Please count the lines in the data below that contain the string "legend", with uppercase and lowercase treated as different, and reply with only that number.

====== Input

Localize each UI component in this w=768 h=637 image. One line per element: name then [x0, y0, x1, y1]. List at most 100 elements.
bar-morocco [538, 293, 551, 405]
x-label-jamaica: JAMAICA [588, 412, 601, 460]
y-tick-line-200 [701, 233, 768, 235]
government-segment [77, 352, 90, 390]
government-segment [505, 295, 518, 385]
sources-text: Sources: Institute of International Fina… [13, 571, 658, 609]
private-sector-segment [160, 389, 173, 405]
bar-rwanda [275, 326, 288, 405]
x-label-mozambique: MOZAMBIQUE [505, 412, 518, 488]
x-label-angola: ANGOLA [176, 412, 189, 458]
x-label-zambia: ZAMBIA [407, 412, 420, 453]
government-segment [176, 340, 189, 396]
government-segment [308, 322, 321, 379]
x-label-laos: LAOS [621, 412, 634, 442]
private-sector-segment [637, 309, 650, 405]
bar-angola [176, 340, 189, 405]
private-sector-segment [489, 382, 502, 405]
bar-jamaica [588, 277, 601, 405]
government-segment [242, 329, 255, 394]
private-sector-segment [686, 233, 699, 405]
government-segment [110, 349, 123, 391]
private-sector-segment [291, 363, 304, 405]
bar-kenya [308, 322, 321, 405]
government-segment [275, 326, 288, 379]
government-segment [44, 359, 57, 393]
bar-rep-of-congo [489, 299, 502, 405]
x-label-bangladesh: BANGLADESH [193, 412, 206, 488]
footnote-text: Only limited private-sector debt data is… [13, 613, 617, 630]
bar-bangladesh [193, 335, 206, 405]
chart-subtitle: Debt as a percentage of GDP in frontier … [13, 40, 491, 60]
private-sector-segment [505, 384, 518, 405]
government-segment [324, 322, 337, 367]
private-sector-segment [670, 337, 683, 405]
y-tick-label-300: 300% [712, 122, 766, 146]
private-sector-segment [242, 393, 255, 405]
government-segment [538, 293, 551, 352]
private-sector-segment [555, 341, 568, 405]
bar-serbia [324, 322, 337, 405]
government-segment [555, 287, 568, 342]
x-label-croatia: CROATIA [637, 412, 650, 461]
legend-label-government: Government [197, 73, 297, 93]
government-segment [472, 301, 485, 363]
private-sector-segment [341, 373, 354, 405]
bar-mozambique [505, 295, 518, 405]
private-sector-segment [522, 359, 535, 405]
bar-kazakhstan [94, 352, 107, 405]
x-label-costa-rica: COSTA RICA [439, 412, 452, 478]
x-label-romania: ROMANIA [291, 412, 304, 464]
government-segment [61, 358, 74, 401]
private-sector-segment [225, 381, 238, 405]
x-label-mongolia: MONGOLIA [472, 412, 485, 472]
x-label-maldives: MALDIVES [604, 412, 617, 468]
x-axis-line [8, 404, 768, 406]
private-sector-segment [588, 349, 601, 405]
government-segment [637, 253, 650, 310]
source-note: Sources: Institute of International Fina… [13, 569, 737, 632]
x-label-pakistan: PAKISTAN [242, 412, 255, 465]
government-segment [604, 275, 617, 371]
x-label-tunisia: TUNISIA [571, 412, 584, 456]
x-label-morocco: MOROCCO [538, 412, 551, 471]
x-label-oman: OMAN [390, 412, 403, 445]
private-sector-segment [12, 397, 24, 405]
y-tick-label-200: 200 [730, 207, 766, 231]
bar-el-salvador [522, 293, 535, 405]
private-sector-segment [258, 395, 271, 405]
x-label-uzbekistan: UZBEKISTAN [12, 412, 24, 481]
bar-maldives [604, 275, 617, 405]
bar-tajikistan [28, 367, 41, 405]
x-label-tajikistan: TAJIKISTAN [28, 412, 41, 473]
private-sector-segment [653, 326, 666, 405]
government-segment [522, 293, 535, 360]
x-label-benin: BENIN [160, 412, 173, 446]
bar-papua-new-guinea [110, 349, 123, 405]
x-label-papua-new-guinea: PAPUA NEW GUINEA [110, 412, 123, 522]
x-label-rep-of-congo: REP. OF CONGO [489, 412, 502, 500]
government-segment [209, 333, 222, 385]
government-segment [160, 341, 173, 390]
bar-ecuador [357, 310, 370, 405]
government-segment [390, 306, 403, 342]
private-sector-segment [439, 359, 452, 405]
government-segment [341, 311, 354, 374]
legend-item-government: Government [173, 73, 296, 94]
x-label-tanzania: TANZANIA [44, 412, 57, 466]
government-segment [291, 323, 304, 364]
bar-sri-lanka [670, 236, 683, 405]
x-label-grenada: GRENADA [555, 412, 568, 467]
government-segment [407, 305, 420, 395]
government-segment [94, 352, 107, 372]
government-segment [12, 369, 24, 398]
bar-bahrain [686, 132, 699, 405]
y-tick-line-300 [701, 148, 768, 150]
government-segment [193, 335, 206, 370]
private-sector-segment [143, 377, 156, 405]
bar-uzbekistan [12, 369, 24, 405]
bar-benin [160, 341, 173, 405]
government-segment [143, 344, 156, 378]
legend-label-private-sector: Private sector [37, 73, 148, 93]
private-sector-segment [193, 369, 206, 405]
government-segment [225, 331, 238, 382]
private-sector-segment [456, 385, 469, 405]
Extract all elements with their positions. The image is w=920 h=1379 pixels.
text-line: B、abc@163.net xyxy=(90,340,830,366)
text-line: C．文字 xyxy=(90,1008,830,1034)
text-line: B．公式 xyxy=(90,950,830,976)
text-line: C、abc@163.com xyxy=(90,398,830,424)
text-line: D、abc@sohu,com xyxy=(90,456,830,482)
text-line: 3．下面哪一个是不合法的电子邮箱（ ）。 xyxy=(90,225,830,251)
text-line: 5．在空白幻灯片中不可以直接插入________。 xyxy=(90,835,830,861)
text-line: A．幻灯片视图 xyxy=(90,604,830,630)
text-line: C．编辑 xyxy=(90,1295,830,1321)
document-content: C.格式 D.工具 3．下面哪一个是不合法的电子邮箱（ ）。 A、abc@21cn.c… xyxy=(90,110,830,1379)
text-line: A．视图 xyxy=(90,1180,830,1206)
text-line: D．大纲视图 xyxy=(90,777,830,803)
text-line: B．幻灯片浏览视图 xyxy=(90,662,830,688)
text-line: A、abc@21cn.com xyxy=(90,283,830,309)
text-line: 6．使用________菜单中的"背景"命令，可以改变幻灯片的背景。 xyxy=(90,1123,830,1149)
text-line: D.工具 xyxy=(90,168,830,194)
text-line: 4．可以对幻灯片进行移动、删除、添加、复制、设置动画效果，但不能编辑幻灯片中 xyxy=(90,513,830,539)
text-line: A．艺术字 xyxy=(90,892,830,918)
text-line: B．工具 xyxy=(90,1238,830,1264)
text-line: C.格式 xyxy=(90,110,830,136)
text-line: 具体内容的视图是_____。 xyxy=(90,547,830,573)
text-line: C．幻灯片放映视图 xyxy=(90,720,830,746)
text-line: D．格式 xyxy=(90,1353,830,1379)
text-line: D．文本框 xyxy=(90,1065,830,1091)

============

# Full response
3